» **Task brief**
Determine how many lines of the data below contain "Visit", then give only that number.

» **Entries provided**
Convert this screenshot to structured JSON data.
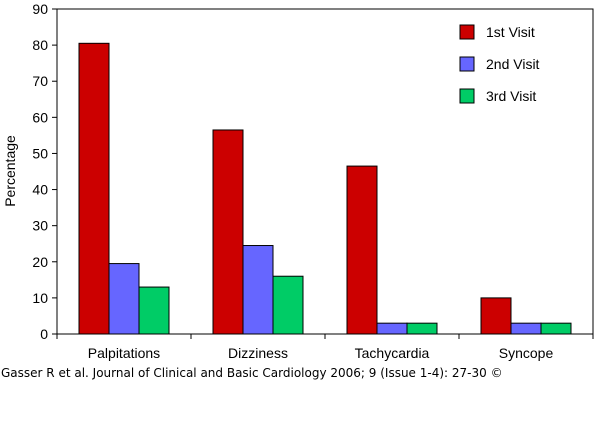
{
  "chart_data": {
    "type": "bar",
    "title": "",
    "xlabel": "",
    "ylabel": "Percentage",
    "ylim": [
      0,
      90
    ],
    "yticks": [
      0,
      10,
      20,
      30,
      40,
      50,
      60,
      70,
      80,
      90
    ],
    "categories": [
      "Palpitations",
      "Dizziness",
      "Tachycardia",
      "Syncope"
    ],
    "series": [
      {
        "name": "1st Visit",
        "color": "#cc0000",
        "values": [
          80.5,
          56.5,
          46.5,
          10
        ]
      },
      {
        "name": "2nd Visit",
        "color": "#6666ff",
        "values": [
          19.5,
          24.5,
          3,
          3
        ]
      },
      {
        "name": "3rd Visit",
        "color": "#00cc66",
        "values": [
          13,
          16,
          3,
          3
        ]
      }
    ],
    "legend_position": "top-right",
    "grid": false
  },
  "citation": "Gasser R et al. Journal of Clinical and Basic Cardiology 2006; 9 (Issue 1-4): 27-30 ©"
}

» **Solution to this exercise**
3